▶

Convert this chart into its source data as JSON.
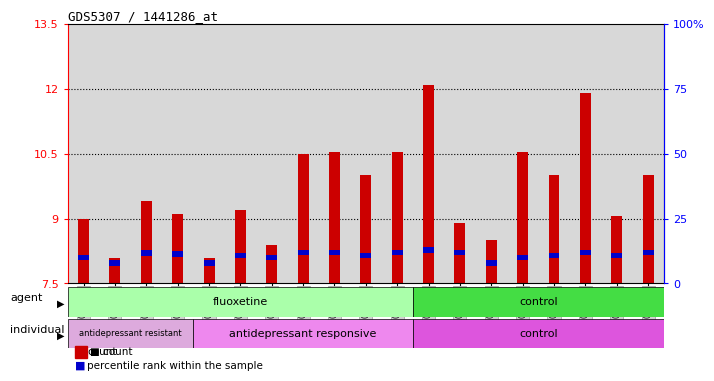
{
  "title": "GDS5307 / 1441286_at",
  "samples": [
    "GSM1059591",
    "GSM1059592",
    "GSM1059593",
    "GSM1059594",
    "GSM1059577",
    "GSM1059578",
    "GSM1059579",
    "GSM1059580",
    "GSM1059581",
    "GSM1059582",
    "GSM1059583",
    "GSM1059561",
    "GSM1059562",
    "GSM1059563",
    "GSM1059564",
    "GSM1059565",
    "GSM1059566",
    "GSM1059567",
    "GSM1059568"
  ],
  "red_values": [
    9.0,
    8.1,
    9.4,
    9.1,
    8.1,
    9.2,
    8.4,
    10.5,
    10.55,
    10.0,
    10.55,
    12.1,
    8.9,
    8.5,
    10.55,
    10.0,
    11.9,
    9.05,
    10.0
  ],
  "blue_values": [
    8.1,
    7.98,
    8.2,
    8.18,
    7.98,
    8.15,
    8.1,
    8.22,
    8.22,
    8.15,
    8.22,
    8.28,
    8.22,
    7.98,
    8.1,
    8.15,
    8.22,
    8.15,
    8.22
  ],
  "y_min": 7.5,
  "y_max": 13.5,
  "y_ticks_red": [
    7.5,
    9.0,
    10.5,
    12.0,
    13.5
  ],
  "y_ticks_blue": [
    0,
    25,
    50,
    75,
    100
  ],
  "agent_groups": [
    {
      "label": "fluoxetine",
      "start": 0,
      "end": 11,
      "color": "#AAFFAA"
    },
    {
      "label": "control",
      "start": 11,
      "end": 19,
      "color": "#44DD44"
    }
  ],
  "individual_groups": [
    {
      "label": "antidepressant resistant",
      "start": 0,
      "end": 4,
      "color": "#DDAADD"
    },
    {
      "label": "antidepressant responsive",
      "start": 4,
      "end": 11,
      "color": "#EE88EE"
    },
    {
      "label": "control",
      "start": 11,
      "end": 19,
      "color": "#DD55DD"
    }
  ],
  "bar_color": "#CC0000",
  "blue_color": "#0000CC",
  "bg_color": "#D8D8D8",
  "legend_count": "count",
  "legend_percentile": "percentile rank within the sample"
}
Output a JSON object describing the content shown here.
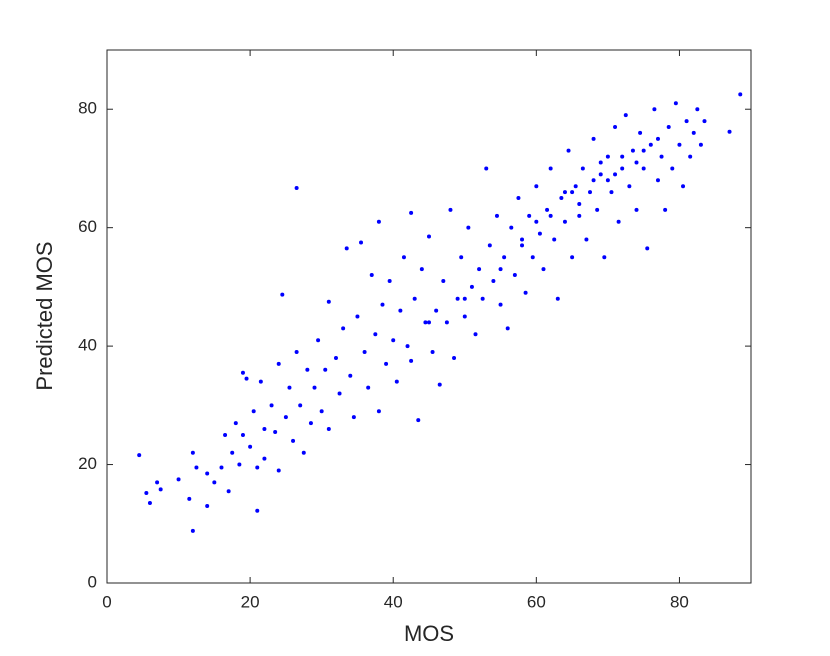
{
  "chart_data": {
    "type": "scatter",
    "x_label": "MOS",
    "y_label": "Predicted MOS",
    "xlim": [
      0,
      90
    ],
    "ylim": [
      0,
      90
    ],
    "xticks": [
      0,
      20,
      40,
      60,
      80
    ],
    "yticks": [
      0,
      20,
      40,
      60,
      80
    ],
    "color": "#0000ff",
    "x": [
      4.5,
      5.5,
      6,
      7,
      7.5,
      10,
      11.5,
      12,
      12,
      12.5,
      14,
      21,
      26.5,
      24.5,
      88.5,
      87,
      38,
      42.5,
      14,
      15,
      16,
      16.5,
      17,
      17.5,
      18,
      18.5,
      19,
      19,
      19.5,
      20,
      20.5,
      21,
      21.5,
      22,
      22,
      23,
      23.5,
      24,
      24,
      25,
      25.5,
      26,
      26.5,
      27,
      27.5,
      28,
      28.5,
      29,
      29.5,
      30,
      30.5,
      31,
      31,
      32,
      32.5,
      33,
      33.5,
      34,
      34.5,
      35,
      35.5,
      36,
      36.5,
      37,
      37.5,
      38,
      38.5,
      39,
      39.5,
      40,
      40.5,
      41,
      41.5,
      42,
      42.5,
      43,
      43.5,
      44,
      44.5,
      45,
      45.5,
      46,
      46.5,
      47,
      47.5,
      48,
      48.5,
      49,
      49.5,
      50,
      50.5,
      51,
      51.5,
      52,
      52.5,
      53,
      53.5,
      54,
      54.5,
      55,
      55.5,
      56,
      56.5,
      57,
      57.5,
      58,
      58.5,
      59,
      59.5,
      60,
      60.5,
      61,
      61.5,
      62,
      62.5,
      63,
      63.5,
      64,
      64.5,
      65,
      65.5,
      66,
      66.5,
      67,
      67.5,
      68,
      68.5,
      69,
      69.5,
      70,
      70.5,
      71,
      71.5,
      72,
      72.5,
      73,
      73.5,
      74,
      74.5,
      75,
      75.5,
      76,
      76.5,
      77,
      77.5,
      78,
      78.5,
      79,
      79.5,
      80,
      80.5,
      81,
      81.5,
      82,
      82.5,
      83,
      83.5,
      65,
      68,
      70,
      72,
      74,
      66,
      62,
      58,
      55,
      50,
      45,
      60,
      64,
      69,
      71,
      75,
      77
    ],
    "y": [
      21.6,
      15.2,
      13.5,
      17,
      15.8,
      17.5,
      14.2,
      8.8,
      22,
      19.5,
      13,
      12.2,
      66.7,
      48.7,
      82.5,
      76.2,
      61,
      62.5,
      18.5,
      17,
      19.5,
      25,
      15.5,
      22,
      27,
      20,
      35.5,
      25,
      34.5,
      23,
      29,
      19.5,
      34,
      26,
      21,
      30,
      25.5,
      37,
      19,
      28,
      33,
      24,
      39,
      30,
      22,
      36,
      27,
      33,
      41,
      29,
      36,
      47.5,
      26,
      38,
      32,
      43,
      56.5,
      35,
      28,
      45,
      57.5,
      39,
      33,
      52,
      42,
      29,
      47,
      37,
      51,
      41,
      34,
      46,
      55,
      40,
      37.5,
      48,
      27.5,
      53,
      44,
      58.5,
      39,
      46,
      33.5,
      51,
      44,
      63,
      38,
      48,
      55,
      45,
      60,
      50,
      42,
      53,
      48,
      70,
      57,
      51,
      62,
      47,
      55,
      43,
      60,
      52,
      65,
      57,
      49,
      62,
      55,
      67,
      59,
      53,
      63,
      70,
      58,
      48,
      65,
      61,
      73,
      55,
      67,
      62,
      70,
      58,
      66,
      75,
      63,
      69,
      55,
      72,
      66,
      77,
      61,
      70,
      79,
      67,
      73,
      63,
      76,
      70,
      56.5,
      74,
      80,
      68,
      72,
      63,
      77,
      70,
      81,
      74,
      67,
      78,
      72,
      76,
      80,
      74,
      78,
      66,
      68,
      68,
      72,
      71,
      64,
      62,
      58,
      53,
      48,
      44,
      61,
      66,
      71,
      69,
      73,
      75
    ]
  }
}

◀

▸ WHAT IS ASKED: Sift the material for lines with the string "antidepressant". Copy each one found.

▸ RESPONSE FOR THIS EXERCISE:
      "label": "antidepressant resistant",
      "label": "antidepressant responsive",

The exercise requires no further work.